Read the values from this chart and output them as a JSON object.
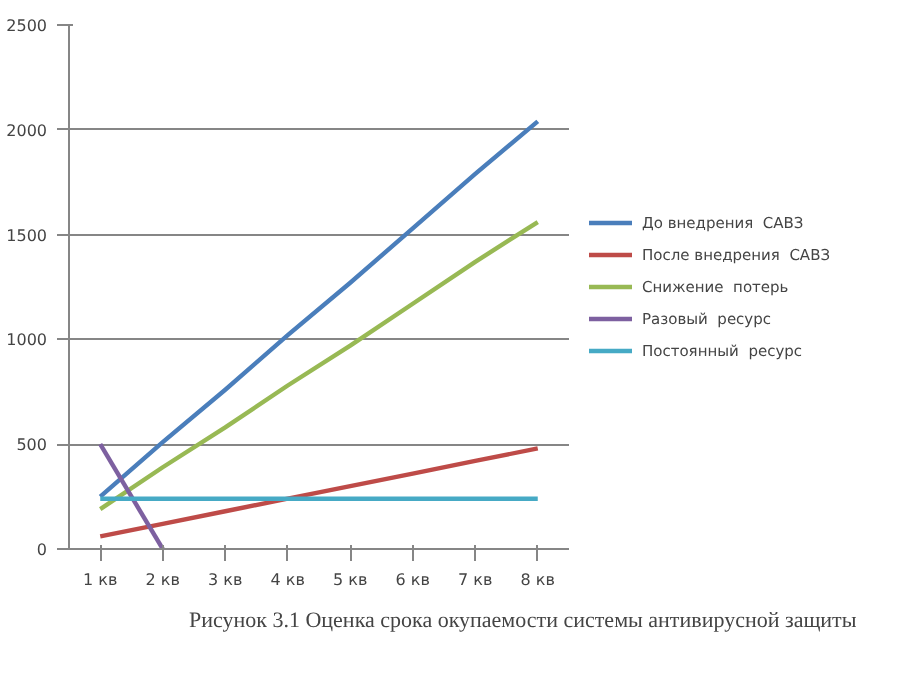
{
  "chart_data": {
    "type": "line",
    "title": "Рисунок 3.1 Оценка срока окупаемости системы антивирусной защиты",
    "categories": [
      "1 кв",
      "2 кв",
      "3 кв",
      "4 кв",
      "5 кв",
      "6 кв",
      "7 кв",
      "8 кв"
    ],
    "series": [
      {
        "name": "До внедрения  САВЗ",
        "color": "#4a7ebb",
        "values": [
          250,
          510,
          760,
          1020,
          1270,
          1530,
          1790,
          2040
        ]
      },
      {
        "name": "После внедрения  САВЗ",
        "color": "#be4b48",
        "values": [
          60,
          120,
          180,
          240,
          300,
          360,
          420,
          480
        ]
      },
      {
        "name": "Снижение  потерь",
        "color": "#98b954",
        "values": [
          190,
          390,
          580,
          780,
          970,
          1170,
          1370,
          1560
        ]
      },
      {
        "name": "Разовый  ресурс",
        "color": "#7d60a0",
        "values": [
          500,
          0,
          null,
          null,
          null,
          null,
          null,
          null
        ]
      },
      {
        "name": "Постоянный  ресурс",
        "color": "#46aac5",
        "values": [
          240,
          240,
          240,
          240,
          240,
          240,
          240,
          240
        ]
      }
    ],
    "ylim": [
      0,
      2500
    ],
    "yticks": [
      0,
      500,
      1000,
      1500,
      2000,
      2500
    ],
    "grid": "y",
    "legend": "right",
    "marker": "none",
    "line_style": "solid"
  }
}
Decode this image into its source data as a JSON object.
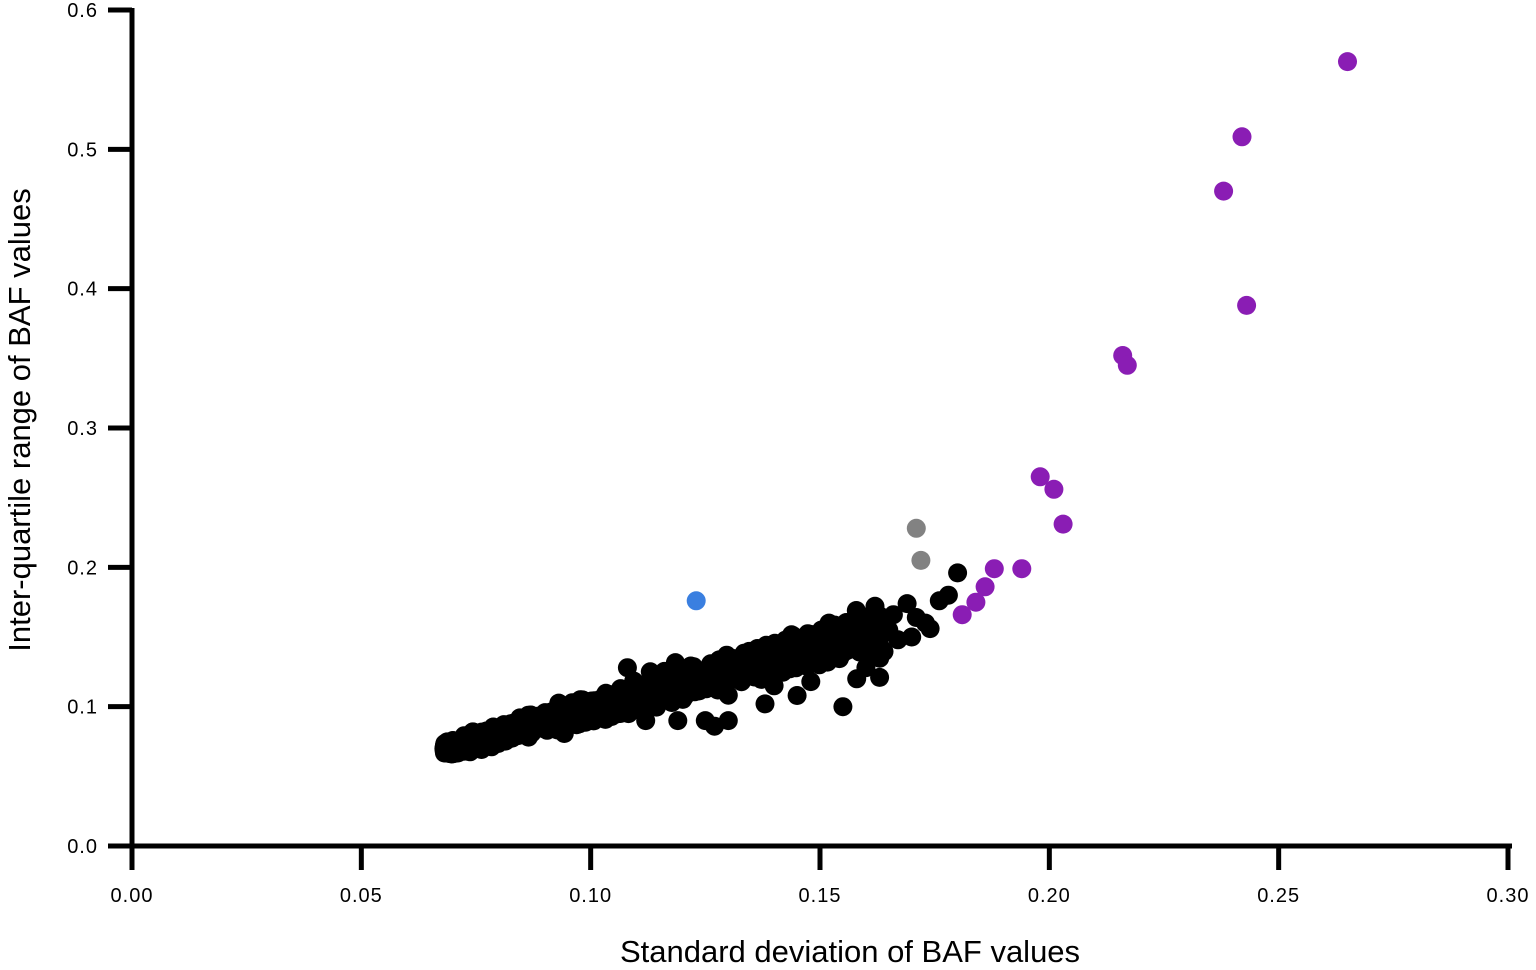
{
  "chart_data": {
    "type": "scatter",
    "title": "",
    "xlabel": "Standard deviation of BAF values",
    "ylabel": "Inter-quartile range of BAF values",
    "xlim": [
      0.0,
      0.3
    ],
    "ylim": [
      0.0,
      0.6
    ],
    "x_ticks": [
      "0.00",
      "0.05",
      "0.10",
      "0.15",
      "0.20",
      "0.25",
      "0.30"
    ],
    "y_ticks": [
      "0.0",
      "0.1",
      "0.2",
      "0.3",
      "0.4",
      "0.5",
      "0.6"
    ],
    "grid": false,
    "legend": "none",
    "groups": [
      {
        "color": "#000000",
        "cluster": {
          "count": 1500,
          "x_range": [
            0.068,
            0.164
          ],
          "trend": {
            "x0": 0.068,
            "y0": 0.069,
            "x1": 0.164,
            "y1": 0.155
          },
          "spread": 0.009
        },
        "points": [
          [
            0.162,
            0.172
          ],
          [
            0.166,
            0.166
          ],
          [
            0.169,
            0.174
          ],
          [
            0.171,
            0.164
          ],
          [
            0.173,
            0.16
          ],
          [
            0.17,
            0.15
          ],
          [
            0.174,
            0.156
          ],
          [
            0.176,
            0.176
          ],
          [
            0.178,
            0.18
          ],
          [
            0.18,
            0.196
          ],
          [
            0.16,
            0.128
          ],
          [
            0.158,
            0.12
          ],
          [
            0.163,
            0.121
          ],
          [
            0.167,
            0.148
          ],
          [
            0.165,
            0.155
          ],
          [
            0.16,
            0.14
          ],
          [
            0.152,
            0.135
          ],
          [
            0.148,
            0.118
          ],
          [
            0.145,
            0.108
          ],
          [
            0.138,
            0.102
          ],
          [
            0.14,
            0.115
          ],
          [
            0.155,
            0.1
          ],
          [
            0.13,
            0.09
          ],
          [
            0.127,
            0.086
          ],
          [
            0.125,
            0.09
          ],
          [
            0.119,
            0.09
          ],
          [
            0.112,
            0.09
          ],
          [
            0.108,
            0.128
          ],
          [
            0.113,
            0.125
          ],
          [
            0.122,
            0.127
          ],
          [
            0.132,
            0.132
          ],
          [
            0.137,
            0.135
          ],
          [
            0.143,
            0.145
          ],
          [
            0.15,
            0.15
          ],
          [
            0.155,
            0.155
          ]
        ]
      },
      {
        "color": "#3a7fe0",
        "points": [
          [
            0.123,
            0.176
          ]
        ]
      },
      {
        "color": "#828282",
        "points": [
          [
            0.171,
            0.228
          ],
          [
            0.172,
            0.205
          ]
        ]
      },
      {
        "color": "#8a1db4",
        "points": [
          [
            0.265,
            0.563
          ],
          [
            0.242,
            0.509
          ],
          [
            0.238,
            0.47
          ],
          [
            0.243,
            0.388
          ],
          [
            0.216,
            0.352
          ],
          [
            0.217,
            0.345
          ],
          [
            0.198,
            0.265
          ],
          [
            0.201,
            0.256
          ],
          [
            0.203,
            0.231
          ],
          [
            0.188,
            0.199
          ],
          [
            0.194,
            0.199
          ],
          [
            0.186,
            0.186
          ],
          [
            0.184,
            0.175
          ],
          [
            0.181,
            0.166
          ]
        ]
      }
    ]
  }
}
════════════════
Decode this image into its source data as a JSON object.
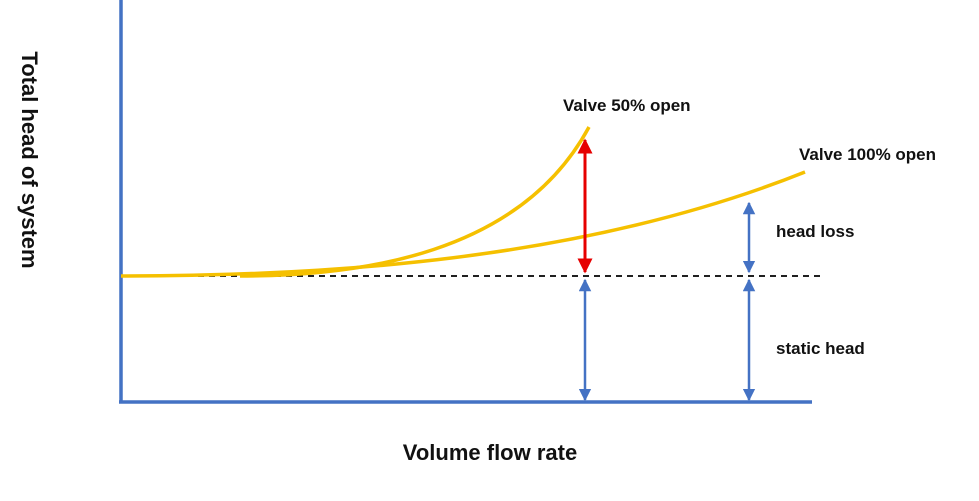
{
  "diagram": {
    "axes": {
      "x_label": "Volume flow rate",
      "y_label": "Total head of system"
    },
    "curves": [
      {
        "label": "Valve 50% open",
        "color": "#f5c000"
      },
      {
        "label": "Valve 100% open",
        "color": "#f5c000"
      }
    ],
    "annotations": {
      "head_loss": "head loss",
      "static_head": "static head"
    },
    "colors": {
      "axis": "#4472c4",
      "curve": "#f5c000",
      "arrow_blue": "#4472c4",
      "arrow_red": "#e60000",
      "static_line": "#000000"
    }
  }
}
════════════════
> DIRECTIONS: Tally up the lines in the preceding listing that contain the string "head". Respond with the number and nothing else.

> RESULT OF THIS TASK: 3